__Material provided__.
·····

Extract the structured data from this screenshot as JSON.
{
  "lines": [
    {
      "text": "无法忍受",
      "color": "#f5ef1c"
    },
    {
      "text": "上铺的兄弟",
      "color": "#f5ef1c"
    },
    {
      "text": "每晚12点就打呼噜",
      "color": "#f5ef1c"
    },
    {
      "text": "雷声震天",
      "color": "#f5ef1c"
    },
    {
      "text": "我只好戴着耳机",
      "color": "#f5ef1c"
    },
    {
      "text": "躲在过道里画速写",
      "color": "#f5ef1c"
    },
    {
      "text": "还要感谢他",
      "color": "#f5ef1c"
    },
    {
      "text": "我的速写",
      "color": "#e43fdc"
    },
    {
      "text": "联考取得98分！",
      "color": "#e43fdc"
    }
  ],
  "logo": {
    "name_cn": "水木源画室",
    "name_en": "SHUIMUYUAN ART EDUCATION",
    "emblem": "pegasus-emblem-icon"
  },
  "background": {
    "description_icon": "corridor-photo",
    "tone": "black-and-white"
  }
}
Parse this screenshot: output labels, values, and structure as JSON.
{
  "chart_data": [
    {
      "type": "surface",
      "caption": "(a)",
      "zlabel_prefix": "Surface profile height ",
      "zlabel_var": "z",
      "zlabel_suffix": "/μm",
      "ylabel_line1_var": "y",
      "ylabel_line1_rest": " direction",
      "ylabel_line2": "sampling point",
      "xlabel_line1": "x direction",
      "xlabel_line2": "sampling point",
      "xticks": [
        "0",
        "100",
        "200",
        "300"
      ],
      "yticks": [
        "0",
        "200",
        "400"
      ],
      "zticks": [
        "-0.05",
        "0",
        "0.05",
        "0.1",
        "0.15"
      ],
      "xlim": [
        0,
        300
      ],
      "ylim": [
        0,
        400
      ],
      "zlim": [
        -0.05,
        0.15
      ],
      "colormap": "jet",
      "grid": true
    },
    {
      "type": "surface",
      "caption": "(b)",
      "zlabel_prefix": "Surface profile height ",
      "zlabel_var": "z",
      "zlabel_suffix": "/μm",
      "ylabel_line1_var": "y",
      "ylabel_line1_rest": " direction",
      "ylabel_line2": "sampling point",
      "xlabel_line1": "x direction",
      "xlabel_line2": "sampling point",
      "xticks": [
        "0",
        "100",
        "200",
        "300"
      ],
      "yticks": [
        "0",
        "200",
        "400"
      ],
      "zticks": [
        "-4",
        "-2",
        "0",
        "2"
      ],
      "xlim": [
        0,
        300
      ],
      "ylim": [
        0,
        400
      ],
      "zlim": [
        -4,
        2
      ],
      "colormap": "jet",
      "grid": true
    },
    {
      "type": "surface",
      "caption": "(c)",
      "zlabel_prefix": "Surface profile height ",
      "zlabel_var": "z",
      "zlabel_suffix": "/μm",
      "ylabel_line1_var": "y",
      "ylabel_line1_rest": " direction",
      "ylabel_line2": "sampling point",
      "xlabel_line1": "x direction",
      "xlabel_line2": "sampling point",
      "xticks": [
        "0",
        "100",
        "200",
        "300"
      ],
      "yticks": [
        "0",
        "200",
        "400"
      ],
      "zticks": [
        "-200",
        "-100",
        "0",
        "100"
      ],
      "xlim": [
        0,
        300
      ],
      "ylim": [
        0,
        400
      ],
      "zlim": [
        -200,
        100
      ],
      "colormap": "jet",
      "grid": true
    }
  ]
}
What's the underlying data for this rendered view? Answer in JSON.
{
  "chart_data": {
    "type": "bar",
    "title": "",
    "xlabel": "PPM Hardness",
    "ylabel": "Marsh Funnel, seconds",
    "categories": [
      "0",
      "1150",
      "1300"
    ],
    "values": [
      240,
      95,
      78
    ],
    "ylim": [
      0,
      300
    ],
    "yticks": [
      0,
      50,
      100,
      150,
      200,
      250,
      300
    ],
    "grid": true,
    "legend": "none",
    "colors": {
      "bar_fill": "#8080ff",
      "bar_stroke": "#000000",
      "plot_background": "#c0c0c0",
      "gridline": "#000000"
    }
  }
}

·····

__Requirements__.
Reproduce the material precisely, including every line.

__Reply to the task__.
Extract the structured data from this screenshot as JSON.
{
  "lines": [
    {
      "text": "无法忍受",
      "color": "#f5ef1c"
    },
    {
      "text": "上铺的兄弟",
      "color": "#f5ef1c"
    },
    {
      "text": "每晚12点就打呼噜",
      "color": "#f5ef1c"
    },
    {
      "text": "雷声震天",
      "color": "#f5ef1c"
    },
    {
      "text": "我只好戴着耳机",
      "color": "#f5ef1c"
    },
    {
      "text": "躲在过道里画速写",
      "color": "#f5ef1c"
    },
    {
      "text": "还要感谢他",
      "color": "#f5ef1c"
    },
    {
      "text": "我的速写",
      "color": "#e43fdc"
    },
    {
      "text": "联考取得98分！",
      "color": "#e43fdc"
    }
  ],
  "logo": {
    "name_cn": "水木源画室",
    "name_en": "SHUIMUYUAN ART EDUCATION",
    "emblem": "pegasus-emblem-icon"
  },
  "background": {
    "description_icon": "corridor-photo",
    "tone": "black-and-white"
  }
}
Parse this screenshot: output labels, values, and structure as JSON.
{
  "chart_data": [
    {
      "type": "surface",
      "caption": "(a)",
      "zlabel_prefix": "Surface profile height ",
      "zlabel_var": "z",
      "zlabel_suffix": "/μm",
      "ylabel_line1_var": "y",
      "ylabel_line1_rest": " direction",
      "ylabel_line2": "sampling point",
      "xlabel_line1": "x direction",
      "xlabel_line2": "sampling point",
      "xticks": [
        "0",
        "100",
        "200",
        "300"
      ],
      "yticks": [
        "0",
        "200",
        "400"
      ],
      "zticks": [
        "-0.05",
        "0",
        "0.05",
        "0.1",
        "0.15"
      ],
      "xlim": [
        0,
        300
      ],
      "ylim": [
        0,
        400
      ],
      "zlim": [
        -0.05,
        0.15
      ],
      "colormap": "jet",
      "grid": true
    },
    {
      "type": "surface",
      "caption": "(b)",
      "zlabel_prefix": "Surface profile height ",
      "zlabel_var": "z",
      "zlabel_suffix": "/μm",
      "ylabel_line1_var": "y",
      "ylabel_line1_rest": " direction",
      "ylabel_line2": "sampling point",
      "xlabel_line1": "x direction",
      "xlabel_line2": "sampling point",
      "xticks": [
        "0",
        "100",
        "200",
        "300"
      ],
      "yticks": [
        "0",
        "200",
        "400"
      ],
      "zticks": [
        "-4",
        "-2",
        "0",
        "2"
      ],
      "xlim": [
        0,
        300
      ],
      "ylim": [
        0,
        400
      ],
      "zlim": [
        -4,
        2
      ],
      "colormap": "jet",
      "grid": true
    },
    {
      "type": "surface",
      "caption": "(c)",
      "zlabel_prefix": "Surface profile height ",
      "zlabel_var": "z",
      "zlabel_suffix": "/μm",
      "ylabel_line1_var": "y",
      "ylabel_line1_rest": " direction",
      "ylabel_line2": "sampling point",
      "xlabel_line1": "x direction",
      "xlabel_line2": "sampling point",
      "xticks": [
        "0",
        "100",
        "200",
        "300"
      ],
      "yticks": [
        "0",
        "200",
        "400"
      ],
      "zticks": [
        "-200",
        "-100",
        "0",
        "100"
      ],
      "xlim": [
        0,
        300
      ],
      "ylim": [
        0,
        400
      ],
      "zlim": [
        -200,
        100
      ],
      "colormap": "jet",
      "grid": true
    }
  ]
}
What's the underlying data for this rendered view? Answer in JSON.
{
  "chart_data": {
    "type": "bar",
    "title": "",
    "xlabel": "PPM Hardness",
    "ylabel": "Marsh Funnel, seconds",
    "categories": [
      "0",
      "1150",
      "1300"
    ],
    "values": [
      240,
      95,
      78
    ],
    "ylim": [
      0,
      300
    ],
    "yticks": [
      0,
      50,
      100,
      150,
      200,
      250,
      300
    ],
    "grid": true,
    "legend": "none",
    "colors": {
      "bar_fill": "#8080ff",
      "bar_stroke": "#000000",
      "plot_background": "#c0c0c0",
      "gridline": "#000000"
    }
  }
}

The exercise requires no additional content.